Start GIVEN RECORDS

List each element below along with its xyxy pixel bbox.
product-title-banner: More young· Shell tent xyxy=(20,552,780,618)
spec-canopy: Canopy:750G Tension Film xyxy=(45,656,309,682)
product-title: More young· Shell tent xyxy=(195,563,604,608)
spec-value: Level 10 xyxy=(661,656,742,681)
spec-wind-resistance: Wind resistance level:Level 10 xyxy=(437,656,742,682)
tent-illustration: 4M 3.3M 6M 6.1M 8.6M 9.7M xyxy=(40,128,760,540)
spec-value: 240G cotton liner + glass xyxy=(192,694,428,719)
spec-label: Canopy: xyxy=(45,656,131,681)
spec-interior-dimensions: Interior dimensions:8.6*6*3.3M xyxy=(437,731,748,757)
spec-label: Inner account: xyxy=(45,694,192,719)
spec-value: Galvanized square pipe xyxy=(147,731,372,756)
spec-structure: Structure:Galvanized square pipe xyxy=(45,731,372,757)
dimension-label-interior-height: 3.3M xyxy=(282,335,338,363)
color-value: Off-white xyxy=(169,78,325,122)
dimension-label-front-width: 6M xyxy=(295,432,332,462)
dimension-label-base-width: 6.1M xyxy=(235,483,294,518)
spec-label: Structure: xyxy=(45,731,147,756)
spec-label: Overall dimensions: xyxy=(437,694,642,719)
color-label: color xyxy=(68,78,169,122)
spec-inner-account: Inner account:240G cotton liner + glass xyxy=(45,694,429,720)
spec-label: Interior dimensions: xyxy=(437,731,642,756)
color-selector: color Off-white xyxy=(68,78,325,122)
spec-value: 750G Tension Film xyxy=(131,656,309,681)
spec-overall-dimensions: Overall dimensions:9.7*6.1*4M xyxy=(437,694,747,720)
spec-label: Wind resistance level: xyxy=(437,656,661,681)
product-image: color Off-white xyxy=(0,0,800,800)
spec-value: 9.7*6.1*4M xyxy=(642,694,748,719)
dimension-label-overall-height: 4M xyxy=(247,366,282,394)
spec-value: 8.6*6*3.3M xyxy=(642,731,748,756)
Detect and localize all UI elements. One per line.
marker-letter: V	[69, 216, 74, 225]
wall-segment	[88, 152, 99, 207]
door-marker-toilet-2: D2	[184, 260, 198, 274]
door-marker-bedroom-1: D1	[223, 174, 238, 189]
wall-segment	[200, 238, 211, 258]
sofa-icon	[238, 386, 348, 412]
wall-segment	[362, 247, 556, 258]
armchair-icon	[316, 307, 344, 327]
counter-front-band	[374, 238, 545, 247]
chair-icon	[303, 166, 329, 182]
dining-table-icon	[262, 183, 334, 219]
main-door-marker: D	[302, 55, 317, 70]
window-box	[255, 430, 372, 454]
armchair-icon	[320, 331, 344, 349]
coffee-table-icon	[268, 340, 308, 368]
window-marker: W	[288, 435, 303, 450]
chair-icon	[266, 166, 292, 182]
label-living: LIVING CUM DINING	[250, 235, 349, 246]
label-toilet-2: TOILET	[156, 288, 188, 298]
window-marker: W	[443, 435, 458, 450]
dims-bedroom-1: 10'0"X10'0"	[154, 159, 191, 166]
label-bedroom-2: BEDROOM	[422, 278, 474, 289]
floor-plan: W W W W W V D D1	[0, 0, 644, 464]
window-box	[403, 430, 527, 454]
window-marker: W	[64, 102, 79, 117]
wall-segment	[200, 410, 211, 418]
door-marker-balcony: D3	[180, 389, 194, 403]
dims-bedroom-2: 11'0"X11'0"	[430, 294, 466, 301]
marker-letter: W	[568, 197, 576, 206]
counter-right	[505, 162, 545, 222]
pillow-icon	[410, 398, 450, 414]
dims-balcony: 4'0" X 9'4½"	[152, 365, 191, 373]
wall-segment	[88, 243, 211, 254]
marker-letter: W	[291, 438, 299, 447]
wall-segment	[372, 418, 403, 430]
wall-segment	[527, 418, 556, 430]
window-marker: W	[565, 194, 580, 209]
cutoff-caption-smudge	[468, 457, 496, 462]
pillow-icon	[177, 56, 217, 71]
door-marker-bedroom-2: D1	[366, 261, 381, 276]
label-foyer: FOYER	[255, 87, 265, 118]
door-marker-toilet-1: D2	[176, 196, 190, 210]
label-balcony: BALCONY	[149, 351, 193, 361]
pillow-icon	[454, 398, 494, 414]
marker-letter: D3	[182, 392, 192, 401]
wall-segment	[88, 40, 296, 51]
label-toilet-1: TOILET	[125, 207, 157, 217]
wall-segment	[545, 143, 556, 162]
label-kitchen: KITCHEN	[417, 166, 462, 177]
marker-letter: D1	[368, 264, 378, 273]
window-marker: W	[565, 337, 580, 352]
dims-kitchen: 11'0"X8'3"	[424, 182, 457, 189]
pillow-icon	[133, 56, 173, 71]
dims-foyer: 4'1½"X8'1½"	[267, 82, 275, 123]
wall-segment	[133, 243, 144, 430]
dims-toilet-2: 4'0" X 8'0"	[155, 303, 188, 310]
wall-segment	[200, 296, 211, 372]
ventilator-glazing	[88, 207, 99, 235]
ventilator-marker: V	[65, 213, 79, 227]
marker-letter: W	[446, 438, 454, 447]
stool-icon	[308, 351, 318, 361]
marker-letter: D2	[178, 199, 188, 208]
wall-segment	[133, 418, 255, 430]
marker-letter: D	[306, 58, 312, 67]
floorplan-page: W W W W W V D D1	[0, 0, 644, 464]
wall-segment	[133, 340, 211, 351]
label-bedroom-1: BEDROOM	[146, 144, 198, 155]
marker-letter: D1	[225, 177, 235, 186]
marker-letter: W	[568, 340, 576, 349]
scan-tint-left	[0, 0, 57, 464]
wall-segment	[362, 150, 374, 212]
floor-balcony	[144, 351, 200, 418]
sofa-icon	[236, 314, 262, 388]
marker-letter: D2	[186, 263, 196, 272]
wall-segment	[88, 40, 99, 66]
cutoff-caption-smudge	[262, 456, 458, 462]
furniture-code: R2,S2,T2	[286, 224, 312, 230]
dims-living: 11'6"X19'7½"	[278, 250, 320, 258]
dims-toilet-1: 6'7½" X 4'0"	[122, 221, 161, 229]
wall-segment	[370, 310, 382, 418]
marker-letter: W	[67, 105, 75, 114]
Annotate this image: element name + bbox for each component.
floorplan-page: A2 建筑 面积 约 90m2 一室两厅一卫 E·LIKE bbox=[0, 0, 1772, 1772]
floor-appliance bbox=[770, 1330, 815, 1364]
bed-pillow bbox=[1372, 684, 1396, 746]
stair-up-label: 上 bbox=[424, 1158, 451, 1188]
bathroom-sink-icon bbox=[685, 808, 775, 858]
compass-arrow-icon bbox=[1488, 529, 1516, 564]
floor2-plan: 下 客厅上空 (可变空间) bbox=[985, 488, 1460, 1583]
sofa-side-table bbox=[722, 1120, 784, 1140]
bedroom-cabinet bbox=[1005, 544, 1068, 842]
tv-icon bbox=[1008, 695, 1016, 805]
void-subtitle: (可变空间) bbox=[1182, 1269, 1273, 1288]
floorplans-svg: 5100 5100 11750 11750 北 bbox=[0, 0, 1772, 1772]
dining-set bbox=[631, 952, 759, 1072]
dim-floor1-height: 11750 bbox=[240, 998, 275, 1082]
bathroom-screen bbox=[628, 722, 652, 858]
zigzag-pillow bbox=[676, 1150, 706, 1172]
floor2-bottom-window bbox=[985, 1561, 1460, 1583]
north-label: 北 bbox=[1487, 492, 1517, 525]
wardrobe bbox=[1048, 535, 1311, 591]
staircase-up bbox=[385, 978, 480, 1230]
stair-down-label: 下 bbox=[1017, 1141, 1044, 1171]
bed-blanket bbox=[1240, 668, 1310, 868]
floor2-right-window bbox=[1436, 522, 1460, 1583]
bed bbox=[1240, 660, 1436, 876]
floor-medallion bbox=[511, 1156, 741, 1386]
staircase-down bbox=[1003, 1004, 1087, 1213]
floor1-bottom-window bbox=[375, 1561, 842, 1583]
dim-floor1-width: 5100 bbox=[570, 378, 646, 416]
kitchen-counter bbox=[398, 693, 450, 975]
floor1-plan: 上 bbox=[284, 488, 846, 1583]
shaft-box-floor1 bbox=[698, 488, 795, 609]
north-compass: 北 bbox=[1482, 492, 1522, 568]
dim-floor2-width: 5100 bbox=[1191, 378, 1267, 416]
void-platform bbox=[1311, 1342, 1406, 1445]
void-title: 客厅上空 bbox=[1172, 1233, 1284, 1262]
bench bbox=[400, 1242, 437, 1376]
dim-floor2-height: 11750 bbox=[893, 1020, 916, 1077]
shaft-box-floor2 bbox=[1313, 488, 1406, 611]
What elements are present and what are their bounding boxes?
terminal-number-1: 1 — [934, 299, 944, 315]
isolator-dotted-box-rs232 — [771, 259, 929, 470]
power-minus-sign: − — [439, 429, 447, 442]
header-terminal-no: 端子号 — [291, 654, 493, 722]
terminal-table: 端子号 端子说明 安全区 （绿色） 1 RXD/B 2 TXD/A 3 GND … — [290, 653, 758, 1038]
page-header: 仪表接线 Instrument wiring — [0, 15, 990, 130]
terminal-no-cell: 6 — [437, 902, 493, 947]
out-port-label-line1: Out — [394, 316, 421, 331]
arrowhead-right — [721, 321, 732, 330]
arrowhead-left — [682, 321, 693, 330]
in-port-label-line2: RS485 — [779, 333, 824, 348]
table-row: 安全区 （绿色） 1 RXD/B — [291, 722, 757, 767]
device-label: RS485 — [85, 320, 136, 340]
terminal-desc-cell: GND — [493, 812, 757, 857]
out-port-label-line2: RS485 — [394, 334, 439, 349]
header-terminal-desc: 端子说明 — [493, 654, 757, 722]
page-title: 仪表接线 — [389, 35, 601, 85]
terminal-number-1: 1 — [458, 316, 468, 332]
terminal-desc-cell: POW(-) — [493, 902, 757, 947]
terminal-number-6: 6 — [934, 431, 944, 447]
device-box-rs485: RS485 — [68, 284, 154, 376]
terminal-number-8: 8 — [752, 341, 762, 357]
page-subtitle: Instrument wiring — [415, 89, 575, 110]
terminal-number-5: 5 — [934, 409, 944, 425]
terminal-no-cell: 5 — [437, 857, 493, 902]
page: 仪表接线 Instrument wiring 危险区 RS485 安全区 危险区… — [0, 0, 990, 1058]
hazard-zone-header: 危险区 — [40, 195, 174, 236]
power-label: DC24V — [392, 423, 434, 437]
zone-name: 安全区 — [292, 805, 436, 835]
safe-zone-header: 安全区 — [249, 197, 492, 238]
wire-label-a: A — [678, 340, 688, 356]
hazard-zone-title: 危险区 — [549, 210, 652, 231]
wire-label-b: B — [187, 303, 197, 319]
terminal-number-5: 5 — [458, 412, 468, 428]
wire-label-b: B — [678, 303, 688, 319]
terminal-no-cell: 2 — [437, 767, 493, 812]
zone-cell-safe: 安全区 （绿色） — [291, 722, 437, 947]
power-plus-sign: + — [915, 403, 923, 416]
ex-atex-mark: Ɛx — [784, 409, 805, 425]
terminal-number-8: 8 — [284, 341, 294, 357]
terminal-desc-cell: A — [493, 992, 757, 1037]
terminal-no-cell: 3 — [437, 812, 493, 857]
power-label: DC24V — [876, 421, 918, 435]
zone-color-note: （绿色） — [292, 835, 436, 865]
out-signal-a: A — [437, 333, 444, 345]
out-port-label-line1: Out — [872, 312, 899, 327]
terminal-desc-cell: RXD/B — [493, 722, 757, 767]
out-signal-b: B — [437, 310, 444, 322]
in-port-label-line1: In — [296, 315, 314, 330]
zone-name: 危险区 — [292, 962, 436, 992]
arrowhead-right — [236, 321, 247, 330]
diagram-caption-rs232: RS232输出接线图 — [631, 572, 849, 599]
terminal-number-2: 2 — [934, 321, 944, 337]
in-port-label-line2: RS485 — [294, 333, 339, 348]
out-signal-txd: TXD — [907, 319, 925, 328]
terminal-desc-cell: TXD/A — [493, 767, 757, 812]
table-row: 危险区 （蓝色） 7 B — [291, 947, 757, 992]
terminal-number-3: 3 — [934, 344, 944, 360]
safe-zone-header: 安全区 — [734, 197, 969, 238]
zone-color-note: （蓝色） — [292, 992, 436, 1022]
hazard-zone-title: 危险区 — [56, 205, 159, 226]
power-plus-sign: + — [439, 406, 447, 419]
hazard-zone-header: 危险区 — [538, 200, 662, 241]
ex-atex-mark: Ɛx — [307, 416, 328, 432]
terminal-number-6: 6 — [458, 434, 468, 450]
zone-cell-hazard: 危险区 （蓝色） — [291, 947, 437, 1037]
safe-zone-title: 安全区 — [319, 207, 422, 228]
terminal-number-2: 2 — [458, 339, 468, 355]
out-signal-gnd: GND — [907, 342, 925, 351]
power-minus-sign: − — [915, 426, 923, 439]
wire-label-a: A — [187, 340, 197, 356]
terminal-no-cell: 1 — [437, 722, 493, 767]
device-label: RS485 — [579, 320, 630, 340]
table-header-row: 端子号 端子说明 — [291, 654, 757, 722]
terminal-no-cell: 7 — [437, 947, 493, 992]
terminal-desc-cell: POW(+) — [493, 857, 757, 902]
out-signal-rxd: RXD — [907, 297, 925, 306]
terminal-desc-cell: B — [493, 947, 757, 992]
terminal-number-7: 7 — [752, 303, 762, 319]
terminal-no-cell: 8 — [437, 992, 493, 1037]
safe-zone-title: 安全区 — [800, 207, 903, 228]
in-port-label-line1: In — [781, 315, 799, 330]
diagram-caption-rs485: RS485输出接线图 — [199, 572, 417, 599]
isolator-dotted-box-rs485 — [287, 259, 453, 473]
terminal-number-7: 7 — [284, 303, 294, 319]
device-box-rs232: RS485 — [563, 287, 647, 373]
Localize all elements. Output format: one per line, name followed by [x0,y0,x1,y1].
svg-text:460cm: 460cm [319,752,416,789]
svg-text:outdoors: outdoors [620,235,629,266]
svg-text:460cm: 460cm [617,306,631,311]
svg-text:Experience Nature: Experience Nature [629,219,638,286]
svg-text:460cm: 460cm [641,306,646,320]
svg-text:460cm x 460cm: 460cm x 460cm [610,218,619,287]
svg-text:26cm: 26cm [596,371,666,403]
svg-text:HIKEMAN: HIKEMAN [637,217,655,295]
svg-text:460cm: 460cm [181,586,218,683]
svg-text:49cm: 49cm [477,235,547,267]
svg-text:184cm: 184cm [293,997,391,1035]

End GIVEN RECORDS

→ PROBLEM DETAILS:
Please repeat the rows above, starting at the first line and ending at the line that contains "product-title: More young·", and substitute "Dome" for "Shell" while leaving everything else unchanged.

→ THE REPLY:
List each element below along with its xyxy pixel bbox.
product-title-banner: More young· Dome tent xyxy=(20,552,780,618)
spec-canopy: Canopy:750G Tension Film xyxy=(45,656,309,682)
product-title: More young· Dome tent xyxy=(195,563,604,608)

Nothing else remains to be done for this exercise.